-- Start of Extracted data --

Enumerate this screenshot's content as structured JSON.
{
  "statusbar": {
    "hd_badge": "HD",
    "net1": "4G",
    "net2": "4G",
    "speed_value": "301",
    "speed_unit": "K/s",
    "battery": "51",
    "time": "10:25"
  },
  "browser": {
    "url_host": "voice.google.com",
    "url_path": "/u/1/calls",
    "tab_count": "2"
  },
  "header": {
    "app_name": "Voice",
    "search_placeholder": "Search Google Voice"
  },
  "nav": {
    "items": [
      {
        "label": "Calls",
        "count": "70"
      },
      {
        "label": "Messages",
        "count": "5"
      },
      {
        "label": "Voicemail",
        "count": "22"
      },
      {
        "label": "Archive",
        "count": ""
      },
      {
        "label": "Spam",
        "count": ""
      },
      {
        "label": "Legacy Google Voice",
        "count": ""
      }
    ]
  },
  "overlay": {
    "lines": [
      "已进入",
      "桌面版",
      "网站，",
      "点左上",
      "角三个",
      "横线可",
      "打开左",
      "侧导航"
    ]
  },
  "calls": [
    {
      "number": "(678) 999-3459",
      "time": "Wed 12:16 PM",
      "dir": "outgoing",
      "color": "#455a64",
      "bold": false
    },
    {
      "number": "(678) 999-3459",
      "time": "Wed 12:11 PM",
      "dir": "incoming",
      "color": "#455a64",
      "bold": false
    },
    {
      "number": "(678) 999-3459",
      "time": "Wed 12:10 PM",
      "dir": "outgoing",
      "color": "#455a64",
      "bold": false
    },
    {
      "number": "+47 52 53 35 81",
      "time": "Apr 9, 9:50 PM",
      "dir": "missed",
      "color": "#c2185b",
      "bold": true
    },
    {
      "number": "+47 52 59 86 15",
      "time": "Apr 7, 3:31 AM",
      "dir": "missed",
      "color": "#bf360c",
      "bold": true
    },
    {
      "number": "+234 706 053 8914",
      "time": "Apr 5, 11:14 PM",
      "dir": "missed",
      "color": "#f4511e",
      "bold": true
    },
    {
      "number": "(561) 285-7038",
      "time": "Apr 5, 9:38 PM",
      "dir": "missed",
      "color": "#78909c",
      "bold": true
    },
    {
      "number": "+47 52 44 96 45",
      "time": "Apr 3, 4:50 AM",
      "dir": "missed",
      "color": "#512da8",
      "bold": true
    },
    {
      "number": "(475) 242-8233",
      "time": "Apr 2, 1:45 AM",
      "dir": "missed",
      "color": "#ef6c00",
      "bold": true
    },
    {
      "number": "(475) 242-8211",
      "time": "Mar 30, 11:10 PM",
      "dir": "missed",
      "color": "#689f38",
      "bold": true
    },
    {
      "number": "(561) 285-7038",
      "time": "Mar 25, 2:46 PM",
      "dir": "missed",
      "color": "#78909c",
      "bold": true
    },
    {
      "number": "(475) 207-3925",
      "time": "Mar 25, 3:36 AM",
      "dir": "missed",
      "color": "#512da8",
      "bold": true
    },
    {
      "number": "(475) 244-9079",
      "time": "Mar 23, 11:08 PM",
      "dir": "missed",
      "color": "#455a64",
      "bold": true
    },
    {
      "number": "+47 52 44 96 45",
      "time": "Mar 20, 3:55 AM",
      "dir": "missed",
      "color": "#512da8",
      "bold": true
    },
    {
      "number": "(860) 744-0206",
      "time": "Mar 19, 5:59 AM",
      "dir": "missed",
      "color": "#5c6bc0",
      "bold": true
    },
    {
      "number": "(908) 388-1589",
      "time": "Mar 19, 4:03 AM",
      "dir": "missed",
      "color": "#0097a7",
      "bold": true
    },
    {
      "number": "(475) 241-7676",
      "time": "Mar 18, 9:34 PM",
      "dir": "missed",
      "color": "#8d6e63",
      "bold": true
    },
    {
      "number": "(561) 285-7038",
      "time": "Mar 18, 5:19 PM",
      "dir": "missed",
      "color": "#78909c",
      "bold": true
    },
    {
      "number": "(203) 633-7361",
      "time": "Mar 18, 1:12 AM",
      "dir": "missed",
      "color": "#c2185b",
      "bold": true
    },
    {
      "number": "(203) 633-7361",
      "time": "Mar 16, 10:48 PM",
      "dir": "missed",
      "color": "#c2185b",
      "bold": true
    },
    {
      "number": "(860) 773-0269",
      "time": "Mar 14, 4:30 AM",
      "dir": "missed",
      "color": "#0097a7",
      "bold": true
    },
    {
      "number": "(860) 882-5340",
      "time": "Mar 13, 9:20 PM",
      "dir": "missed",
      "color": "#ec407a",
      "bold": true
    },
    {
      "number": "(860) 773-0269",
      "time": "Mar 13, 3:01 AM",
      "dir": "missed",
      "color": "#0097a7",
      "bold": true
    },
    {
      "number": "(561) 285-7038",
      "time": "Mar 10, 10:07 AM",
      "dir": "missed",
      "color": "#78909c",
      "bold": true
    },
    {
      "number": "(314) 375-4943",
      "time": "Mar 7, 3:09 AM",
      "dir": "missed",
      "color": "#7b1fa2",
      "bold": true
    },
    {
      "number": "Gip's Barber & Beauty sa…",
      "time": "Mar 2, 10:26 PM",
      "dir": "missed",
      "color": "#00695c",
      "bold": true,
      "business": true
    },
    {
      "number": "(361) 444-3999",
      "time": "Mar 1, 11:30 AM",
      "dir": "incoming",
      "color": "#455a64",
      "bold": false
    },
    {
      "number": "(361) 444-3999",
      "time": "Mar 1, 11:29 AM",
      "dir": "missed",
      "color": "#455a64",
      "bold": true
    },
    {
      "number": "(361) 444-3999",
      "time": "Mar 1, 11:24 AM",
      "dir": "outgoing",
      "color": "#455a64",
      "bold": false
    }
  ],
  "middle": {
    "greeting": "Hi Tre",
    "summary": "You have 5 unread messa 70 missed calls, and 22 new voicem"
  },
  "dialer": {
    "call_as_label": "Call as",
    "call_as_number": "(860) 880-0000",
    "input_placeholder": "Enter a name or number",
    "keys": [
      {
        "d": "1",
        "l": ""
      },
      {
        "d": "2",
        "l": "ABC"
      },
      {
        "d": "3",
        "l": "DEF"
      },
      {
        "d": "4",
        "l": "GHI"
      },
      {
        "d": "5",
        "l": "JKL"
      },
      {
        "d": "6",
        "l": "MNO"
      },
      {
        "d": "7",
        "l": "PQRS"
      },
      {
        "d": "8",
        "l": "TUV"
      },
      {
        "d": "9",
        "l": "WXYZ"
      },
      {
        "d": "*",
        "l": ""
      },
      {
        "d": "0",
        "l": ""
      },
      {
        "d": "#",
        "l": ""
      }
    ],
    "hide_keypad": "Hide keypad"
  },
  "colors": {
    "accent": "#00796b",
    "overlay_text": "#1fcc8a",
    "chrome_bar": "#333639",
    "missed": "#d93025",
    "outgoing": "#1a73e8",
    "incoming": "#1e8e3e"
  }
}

-- End of Extracted data --

> [Given problem] Copy each record from above without leaving any out.

> [Expected answer]
Enumerate this screenshot's content as structured JSON.
{
  "statusbar": {
    "hd_badge": "HD",
    "net1": "4G",
    "net2": "4G",
    "speed_value": "301",
    "speed_unit": "K/s",
    "battery": "51",
    "time": "10:25"
  },
  "browser": {
    "url_host": "voice.google.com",
    "url_path": "/u/1/calls",
    "tab_count": "2"
  },
  "header": {
    "app_name": "Voice",
    "search_placeholder": "Search Google Voice"
  },
  "nav": {
    "items": [
      {
        "label": "Calls",
        "count": "70"
      },
      {
        "label": "Messages",
        "count": "5"
      },
      {
        "label": "Voicemail",
        "count": "22"
      },
      {
        "label": "Archive",
        "count": ""
      },
      {
        "label": "Spam",
        "count": ""
      },
      {
        "label": "Legacy Google Voice",
        "count": ""
      }
    ]
  },
  "overlay": {
    "lines": [
      "已进入",
      "桌面版",
      "网站，",
      "点左上",
      "角三个",
      "横线可",
      "打开左",
      "侧导航"
    ]
  },
  "calls": [
    {
      "number": "(678) 999-3459",
      "time": "Wed 12:16 PM",
      "dir": "outgoing",
      "color": "#455a64",
      "bold": false
    },
    {
      "number": "(678) 999-3459",
      "time": "Wed 12:11 PM",
      "dir": "incoming",
      "color": "#455a64",
      "bold": false
    },
    {
      "number": "(678) 999-3459",
      "time": "Wed 12:10 PM",
      "dir": "outgoing",
      "color": "#455a64",
      "bold": false
    },
    {
      "number": "+47 52 53 35 81",
      "time": "Apr 9, 9:50 PM",
      "dir": "missed",
      "color": "#c2185b",
      "bold": true
    },
    {
      "number": "+47 52 59 86 15",
      "time": "Apr 7, 3:31 AM",
      "dir": "missed",
      "color": "#bf360c",
      "bold": true
    },
    {
      "number": "+234 706 053 8914",
      "time": "Apr 5, 11:14 PM",
      "dir": "missed",
      "color": "#f4511e",
      "bold": true
    },
    {
      "number": "(561) 285-7038",
      "time": "Apr 5, 9:38 PM",
      "dir": "missed",
      "color": "#78909c",
      "bold": true
    },
    {
      "number": "+47 52 44 96 45",
      "time": "Apr 3, 4:50 AM",
      "dir": "missed",
      "color": "#512da8",
      "bold": true
    },
    {
      "number": "(475) 242-8233",
      "time": "Apr 2, 1:45 AM",
      "dir": "missed",
      "color": "#ef6c00",
      "bold": true
    },
    {
      "number": "(475) 242-8211",
      "time": "Mar 30, 11:10 PM",
      "dir": "missed",
      "color": "#689f38",
      "bold": true
    },
    {
      "number": "(561) 285-7038",
      "time": "Mar 25, 2:46 PM",
      "dir": "missed",
      "color": "#78909c",
      "bold": true
    },
    {
      "number": "(475) 207-3925",
      "time": "Mar 25, 3:36 AM",
      "dir": "missed",
      "color": "#512da8",
      "bold": true
    },
    {
      "number": "(475) 244-9079",
      "time": "Mar 23, 11:08 PM",
      "dir": "missed",
      "color": "#455a64",
      "bold": true
    },
    {
      "number": "+47 52 44 96 45",
      "time": "Mar 20, 3:55 AM",
      "dir": "missed",
      "color": "#512da8",
      "bold": true
    },
    {
      "number": "(860) 744-0206",
      "time": "Mar 19, 5:59 AM",
      "dir": "missed",
      "color": "#5c6bc0",
      "bold": true
    },
    {
      "number": "(908) 388-1589",
      "time": "Mar 19, 4:03 AM",
      "dir": "missed",
      "color": "#0097a7",
      "bold": true
    },
    {
      "number": "(475) 241-7676",
      "time": "Mar 18, 9:34 PM",
      "dir": "missed",
      "color": "#8d6e63",
      "bold": true
    },
    {
      "number": "(561) 285-7038",
      "time": "Mar 18, 5:19 PM",
      "dir": "missed",
      "color": "#78909c",
      "bold": true
    },
    {
      "number": "(203) 633-7361",
      "time": "Mar 18, 1:12 AM",
      "dir": "missed",
      "color": "#c2185b",
      "bold": true
    },
    {
      "number": "(203) 633-7361",
      "time": "Mar 16, 10:48 PM",
      "dir": "missed",
      "color": "#c2185b",
      "bold": true
    },
    {
      "number": "(860) 773-0269",
      "time": "Mar 14, 4:30 AM",
      "dir": "missed",
      "color": "#0097a7",
      "bold": true
    },
    {
      "number": "(860) 882-5340",
      "time": "Mar 13, 9:20 PM",
      "dir": "missed",
      "color": "#ec407a",
      "bold": true
    },
    {
      "number": "(860) 773-0269",
      "time": "Mar 13, 3:01 AM",
      "dir": "missed",
      "color": "#0097a7",
      "bold": true
    },
    {
      "number": "(561) 285-7038",
      "time": "Mar 10, 10:07 AM",
      "dir": "missed",
      "color": "#78909c",
      "bold": true
    },
    {
      "number": "(314) 375-4943",
      "time": "Mar 7, 3:09 AM",
      "dir": "missed",
      "color": "#7b1fa2",
      "bold": true
    },
    {
      "number": "Gip's Barber & Beauty sa…",
      "time": "Mar 2, 10:26 PM",
      "dir": "missed",
      "color": "#00695c",
      "bold": true,
      "business": true
    },
    {
      "number": "(361) 444-3999",
      "time": "Mar 1, 11:30 AM",
      "dir": "incoming",
      "color": "#455a64",
      "bold": false
    },
    {
      "number": "(361) 444-3999",
      "time": "Mar 1, 11:29 AM",
      "dir": "missed",
      "color": "#455a64",
      "bold": true
    },
    {
      "number": "(361) 444-3999",
      "time": "Mar 1, 11:24 AM",
      "dir": "outgoing",
      "color": "#455a64",
      "bold": false
    }
  ],
  "middle": {
    "greeting": "Hi Tre",
    "summary": "You have 5 unread messa 70 missed calls, and 22 new voicem"
  },
  "dialer": {
    "call_as_label": "Call as",
    "call_as_number": "(860) 880-0000",
    "input_placeholder": "Enter a name or number",
    "keys": [
      {
        "d": "1",
        "l": ""
      },
      {
        "d": "2",
        "l": "ABC"
      },
      {
        "d": "3",
        "l": "DEF"
      },
      {
        "d": "4",
        "l": "GHI"
      },
      {
        "d": "5",
        "l": "JKL"
      },
      {
        "d": "6",
        "l": "MNO"
      },
      {
        "d": "7",
        "l": "PQRS"
      },
      {
        "d": "8",
        "l": "TUV"
      },
      {
        "d": "9",
        "l": "WXYZ"
      },
      {
        "d": "*",
        "l": ""
      },
      {
        "d": "0",
        "l": ""
      },
      {
        "d": "#",
        "l": ""
      }
    ],
    "hide_keypad": "Hide keypad"
  },
  "colors": {
    "accent": "#00796b",
    "overlay_text": "#1fcc8a",
    "chrome_bar": "#333639",
    "missed": "#d93025",
    "outgoing": "#1a73e8",
    "incoming": "#1e8e3e"
  }
}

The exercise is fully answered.